• [Given instruction] Return every line of the data below that includes the string "Imperial".
>> Begin Data section
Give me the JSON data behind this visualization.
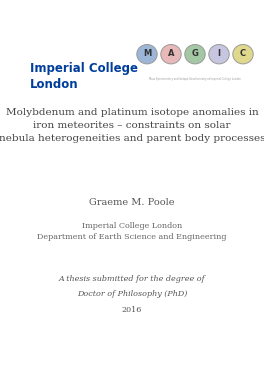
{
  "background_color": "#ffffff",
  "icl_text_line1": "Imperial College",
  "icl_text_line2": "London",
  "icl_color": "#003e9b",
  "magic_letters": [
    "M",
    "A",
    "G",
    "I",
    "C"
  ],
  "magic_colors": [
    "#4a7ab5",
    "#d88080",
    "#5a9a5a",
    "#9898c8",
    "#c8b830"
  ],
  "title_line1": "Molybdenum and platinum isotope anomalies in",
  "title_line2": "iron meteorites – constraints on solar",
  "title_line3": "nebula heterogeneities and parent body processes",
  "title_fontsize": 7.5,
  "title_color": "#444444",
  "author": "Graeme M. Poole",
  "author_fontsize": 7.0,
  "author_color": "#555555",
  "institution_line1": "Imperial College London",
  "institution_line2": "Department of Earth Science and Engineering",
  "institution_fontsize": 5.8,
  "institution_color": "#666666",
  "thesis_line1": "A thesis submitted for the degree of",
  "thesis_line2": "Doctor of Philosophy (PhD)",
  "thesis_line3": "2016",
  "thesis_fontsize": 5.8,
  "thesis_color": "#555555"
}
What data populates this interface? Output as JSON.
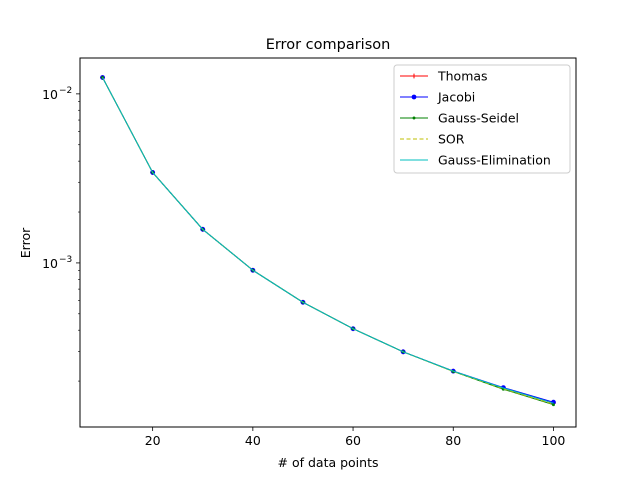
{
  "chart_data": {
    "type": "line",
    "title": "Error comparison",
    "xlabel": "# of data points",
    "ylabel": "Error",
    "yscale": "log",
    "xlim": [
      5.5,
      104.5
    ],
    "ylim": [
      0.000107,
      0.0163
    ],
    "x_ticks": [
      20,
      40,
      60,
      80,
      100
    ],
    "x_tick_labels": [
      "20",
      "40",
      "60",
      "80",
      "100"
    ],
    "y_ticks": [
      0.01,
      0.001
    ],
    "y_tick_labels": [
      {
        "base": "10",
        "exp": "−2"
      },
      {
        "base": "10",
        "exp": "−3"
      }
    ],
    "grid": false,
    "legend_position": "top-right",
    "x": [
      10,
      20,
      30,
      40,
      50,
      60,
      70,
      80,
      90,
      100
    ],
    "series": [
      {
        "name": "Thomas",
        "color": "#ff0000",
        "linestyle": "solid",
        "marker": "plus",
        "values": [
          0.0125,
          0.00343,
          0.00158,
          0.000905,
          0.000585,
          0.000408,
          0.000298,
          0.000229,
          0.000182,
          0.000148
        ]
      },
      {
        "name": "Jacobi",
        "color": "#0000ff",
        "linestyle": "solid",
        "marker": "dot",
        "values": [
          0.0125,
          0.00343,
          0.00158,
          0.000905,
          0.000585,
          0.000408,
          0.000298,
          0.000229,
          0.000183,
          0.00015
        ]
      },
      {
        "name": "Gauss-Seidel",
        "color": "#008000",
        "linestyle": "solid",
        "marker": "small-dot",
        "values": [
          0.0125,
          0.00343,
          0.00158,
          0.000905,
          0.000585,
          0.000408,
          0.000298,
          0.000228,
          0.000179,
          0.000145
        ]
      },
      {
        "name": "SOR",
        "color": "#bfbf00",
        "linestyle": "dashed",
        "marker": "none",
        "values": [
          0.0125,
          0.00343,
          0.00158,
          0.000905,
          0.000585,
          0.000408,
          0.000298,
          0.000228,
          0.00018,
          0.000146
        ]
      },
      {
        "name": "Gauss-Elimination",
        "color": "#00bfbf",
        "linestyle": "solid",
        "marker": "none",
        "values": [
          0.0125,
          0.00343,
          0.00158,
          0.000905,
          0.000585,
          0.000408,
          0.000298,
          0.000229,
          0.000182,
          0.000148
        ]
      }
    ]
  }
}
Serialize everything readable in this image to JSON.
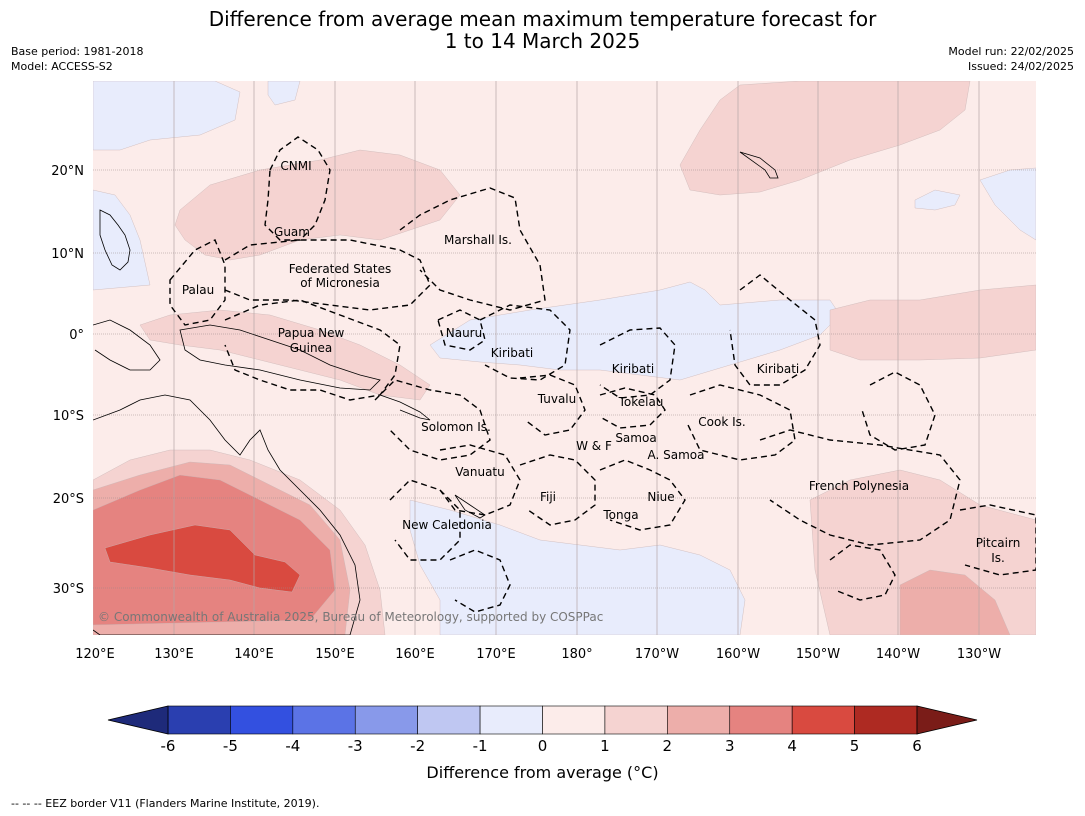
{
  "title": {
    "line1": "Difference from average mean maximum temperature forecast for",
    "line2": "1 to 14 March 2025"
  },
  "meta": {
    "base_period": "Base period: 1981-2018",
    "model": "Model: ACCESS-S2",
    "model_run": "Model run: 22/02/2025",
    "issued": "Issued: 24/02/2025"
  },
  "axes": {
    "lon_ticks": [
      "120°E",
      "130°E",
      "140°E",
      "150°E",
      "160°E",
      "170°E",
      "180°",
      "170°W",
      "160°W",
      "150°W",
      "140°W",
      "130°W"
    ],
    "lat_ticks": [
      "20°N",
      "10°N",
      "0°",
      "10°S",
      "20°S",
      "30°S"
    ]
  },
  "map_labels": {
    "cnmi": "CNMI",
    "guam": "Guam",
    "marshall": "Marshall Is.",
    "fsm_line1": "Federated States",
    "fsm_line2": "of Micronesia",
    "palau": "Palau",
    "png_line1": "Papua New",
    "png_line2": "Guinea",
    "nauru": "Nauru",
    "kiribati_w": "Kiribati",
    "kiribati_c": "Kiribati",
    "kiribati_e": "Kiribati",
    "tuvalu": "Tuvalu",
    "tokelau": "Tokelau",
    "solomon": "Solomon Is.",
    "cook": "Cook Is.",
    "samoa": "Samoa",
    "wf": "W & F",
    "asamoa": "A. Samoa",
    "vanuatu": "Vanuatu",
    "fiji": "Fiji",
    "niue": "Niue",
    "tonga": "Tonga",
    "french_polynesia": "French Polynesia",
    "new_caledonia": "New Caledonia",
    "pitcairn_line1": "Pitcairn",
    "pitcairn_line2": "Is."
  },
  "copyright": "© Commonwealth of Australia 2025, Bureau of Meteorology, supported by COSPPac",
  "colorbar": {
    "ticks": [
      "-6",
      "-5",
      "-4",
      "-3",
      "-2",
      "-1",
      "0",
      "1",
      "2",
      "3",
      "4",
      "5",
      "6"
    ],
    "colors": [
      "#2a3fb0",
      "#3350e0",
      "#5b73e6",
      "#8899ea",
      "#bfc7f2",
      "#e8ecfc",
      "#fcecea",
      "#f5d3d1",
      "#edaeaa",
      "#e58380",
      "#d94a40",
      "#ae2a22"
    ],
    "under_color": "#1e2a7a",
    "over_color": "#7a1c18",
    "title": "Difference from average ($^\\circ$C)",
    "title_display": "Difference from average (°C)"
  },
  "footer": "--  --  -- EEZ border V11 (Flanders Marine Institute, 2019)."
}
>> End Data section
• [Response to the task]
  "icl_text_line1": "Imperial College",
  "institution_line1": "Imperial College London",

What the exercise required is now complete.